◆ **Bagian Teks**
"Hendaklah seorang murid mengetahui bahwa rendah dirinya kepada seorang Guru adalah kemuliaan, dan tunduknya adalah kebanggaan" (Tadzkirah Sami' hal 88)
Sepulang umroh,
alhamdullilah saya mendapatkan pelajaran hidup yang banyak, saya berharap
banyak kebaikan Allah anugrahkan kepada saya baik itu akhlak saya, maupun
kualitas ibadah saya, saya berharap keduanya akan menjadi lebih baik untuk saat
ini dan selanjutnya. Tapi hidup tentu saja tidak akan semulus jalan tol, setiap
hari ada saja masalah yang harus saya hadapi, hingga saya tidak menyadari bahwa
mungkin ini salah satu cara Allah meningkatkan kualitas diri saya.
Kejadian yang
terjadi beberapa hari yang lalu, singkat cerita terjadilah drama dikelas tempat
saya mengajar, dikelas dimana saya menjadi wali kelasnya, drama yang dipicu
kehadiran setan gepeng kata pak reky waktu dia masih mengajar disekolah, setan
gepeng itu adalah handphone, setan berbentuk persegi yang sering kali jadi
biang masalah disekolah, ada saja masalah yang timbul gara-gara setan gepeng
ini, dan tentunya kejadian beberapa hari lalu yang menyisakan luka dihati saya,
sebagai guru dan wali kelas dari anak-anak saya disekolah.
Yah... sakit hati
karena murid yang sudah saya anggap seperti anak saya sendiri, tiba-tiba saja
marah dan bermuka masam kepada saya, gara-gara saya mengambil handphone dari
tasnya tanpa iizin, padahal sebelumnya saya sudah meminta nya dengan baik-baik,
karena aturan disekolah tempat saya mengajar setiap wali kelas wajib
mengumpulkan handphone selama kegiatan belajar, kecuali dibutuhkan atau memang
ada kebutuhan yang mengharuskan setiap siswa menggunakan handphone.

◆ **Yang Diharapkan**
Lanjutkan cerita wali kelas tentang handphone murid di atas, mulai setelah kalimat terakhirnya.

◆ **Informasi yang Diberikan**
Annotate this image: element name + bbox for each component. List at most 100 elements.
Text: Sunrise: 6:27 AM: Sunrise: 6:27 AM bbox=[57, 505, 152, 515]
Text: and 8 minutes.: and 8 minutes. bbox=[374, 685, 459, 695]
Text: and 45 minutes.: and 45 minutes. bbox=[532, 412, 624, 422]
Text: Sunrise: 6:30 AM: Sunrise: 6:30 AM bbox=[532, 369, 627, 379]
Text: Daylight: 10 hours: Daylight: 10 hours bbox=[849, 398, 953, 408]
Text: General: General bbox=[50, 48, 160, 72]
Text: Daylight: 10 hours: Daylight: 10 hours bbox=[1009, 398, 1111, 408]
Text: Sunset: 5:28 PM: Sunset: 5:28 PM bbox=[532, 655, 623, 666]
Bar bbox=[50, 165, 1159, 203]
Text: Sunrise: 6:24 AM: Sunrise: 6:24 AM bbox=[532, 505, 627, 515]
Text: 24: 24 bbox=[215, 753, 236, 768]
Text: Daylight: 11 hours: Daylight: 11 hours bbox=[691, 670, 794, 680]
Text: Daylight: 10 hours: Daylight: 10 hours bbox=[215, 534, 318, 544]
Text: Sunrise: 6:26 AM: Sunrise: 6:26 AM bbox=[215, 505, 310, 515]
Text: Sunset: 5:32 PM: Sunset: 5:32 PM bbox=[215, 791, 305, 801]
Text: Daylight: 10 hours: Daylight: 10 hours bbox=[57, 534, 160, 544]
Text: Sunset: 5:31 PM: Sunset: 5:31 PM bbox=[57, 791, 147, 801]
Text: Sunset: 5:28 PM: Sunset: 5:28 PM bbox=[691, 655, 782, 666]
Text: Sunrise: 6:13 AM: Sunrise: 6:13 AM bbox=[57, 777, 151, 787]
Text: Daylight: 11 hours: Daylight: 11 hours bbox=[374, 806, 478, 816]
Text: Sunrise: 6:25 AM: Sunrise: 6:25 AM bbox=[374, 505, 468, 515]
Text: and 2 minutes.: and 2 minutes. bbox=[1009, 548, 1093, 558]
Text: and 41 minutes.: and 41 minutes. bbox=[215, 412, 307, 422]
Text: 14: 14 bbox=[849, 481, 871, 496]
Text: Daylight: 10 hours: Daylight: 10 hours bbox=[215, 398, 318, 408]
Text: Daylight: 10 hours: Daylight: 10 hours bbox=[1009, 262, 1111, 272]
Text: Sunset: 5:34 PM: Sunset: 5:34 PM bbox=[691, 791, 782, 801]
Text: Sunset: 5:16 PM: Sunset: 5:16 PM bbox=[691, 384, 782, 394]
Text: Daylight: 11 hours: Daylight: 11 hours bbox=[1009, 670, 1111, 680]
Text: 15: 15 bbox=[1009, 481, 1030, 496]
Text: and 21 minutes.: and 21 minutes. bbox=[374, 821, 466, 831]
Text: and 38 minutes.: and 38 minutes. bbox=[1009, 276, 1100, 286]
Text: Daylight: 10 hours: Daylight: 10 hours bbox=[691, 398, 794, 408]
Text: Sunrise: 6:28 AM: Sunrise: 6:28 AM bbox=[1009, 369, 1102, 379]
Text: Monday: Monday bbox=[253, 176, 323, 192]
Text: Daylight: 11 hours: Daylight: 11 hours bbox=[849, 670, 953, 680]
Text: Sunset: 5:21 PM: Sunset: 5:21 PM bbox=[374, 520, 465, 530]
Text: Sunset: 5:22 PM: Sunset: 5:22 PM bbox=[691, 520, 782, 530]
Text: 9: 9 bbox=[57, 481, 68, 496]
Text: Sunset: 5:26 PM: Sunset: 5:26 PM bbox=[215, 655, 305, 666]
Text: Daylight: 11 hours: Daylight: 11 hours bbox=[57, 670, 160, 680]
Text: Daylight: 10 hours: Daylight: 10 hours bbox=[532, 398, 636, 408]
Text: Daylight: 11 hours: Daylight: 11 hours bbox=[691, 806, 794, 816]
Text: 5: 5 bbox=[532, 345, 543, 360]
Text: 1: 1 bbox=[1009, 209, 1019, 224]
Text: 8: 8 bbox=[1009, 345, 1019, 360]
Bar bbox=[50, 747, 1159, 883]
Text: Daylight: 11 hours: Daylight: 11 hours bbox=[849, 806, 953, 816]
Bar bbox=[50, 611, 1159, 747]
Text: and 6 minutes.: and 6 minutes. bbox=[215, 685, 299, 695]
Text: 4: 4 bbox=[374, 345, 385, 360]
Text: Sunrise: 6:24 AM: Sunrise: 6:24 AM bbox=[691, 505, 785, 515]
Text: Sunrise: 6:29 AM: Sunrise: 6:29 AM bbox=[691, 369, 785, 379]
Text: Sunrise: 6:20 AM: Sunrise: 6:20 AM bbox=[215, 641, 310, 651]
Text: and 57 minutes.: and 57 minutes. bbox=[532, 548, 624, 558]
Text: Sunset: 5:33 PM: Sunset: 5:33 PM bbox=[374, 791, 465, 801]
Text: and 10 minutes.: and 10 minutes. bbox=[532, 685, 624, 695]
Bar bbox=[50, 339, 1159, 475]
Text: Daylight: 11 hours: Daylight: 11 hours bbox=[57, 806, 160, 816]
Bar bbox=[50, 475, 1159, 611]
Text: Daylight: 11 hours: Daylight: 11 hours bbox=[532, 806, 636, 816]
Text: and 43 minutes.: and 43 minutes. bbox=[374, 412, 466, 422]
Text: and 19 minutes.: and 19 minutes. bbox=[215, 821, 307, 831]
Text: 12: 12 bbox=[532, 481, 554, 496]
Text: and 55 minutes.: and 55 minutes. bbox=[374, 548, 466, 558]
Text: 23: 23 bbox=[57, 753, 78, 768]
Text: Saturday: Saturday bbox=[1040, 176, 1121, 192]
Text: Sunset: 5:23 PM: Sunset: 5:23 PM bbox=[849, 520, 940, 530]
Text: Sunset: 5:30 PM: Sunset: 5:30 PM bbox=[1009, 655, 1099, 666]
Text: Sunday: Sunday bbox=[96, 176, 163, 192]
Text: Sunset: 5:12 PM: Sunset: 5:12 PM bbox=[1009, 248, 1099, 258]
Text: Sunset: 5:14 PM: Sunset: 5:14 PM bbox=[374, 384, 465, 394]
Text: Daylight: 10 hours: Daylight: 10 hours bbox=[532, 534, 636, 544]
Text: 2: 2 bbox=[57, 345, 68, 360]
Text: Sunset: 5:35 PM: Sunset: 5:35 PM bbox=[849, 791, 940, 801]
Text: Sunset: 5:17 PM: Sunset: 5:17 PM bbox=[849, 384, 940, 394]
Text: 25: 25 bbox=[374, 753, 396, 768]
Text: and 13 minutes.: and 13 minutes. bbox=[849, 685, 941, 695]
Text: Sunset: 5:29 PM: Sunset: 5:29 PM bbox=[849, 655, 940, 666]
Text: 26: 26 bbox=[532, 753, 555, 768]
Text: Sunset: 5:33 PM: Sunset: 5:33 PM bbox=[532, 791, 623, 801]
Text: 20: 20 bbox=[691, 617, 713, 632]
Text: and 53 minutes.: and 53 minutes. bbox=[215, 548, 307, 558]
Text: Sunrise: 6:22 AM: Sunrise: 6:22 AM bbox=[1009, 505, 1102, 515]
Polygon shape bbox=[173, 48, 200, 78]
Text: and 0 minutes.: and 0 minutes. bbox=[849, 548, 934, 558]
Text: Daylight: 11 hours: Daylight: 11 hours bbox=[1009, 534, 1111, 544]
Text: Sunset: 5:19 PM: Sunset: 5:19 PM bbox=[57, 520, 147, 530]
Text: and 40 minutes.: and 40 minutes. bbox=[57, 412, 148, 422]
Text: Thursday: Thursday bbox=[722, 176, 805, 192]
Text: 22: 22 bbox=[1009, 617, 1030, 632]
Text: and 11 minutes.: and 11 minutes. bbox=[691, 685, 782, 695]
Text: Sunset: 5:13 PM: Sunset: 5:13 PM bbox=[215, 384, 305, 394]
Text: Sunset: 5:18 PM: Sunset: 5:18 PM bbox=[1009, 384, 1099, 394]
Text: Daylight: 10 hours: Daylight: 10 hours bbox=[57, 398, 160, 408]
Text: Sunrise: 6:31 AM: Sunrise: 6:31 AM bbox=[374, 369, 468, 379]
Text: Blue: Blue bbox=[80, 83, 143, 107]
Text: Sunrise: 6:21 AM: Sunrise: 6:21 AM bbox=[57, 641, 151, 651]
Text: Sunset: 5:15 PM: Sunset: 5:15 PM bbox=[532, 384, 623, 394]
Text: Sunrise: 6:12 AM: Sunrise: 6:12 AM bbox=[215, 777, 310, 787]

◆ **Hasil Latihan**
Entahlah, entah
saya yang sensitif atau terlalu terbawa perasaan, setelah kejadian itu kami
sempat bersitegang, meskipun akhirnya saya kembalikan handphone anak itu
kepadanya, tapi mengingat ucapan dia dengan nada yang tinggi dan tatapan
wajahnya yang tidak bersahabat, secara tidak langsung telah menyakiti hati
saya, air mata saya jatuh tidak
terbendung, ya mungkin orang akan mengira saya terlalu lebay atau berlebihan,
tapi sebenarnya luka batin dalam diri saya belum benar-benar pulih, disakiti
oleh orang yang sangat kita sayangi dan kita cintai rasanya akan berkali kali
lipat sakitnya, ketimbang disakiti oleh orang lain yang kita tidak begitu
kenal.
Saya tau anak
itu anak baik, dan ditahun ketiga saya mengenalnya belum pernah saya melihat ia
semarah dan sekesal itu pada saya, saya shock iya, dan sangat kecewa, kenapa
murid yang sudah saya anggap seperti anak saya sendiri bisa berkata dan
bersikap seperti itu kepada saya, dan saya menyadari betul mengapa dalam ayat
Al Quran dan Hadist-hadist Rasullulah kita diperintahkan untuk merendahkan
suara kita dihadapan orang tua, ya.. ternyata dibentak atau dimarahi oleh anak
sendiri itu ternyata bisa menyisakan luka dihati orang tua, tapi sebagai orang
tua saya berusaha memahami hal itu, saya tau anak itu tidak bermaksud melukai
hati saya sebagai gurunya, dan orang tua disekolahnya.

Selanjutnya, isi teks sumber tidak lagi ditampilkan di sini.